Task statement → Can you restate the records below word for word?

-- start Records for the task --

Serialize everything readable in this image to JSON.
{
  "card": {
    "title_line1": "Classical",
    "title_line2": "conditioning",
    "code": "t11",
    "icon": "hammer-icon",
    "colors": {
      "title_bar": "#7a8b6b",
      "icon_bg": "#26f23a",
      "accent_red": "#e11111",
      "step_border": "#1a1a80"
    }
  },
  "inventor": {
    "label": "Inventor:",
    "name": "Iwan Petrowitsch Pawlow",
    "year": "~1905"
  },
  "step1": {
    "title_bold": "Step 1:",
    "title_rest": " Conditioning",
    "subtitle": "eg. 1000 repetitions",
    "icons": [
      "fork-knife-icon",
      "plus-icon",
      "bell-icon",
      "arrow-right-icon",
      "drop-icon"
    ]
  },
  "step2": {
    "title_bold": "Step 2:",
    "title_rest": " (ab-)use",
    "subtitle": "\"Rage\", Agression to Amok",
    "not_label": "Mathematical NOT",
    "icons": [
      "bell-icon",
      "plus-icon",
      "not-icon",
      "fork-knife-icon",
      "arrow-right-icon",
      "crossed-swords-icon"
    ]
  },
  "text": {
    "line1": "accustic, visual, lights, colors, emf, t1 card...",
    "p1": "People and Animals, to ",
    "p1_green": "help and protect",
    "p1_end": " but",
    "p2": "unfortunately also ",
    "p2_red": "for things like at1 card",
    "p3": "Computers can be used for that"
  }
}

-- end Records for the task --

Solution to this exercise →
Serialize everything readable in this image to JSON.
{
  "card": {
    "title_line1": "Classical",
    "title_line2": "conditioning",
    "code": "t11",
    "icon": "hammer-icon",
    "colors": {
      "title_bar": "#7a8b6b",
      "icon_bg": "#26f23a",
      "accent_red": "#e11111",
      "step_border": "#1a1a80"
    }
  },
  "inventor": {
    "label": "Inventor:",
    "name": "Iwan Petrowitsch Pawlow",
    "year": "~1905"
  },
  "step1": {
    "title_bold": "Step 1:",
    "title_rest": " Conditioning",
    "subtitle": "eg. 1000 repetitions",
    "icons": [
      "fork-knife-icon",
      "plus-icon",
      "bell-icon",
      "arrow-right-icon",
      "drop-icon"
    ]
  },
  "step2": {
    "title_bold": "Step 2:",
    "title_rest": " (ab-)use",
    "subtitle": "\"Rage\", Agression to Amok",
    "not_label": "Mathematical NOT",
    "icons": [
      "bell-icon",
      "plus-icon",
      "not-icon",
      "fork-knife-icon",
      "arrow-right-icon",
      "crossed-swords-icon"
    ]
  },
  "text": {
    "line1": "accustic, visual, lights, colors, emf, t1 card...",
    "p1": "People and Animals, to ",
    "p1_green": "help and protect",
    "p1_end": " but",
    "p2": "unfortunately also ",
    "p2_red": "for things like at1 card",
    "p3": "Computers can be used for that"
  }
}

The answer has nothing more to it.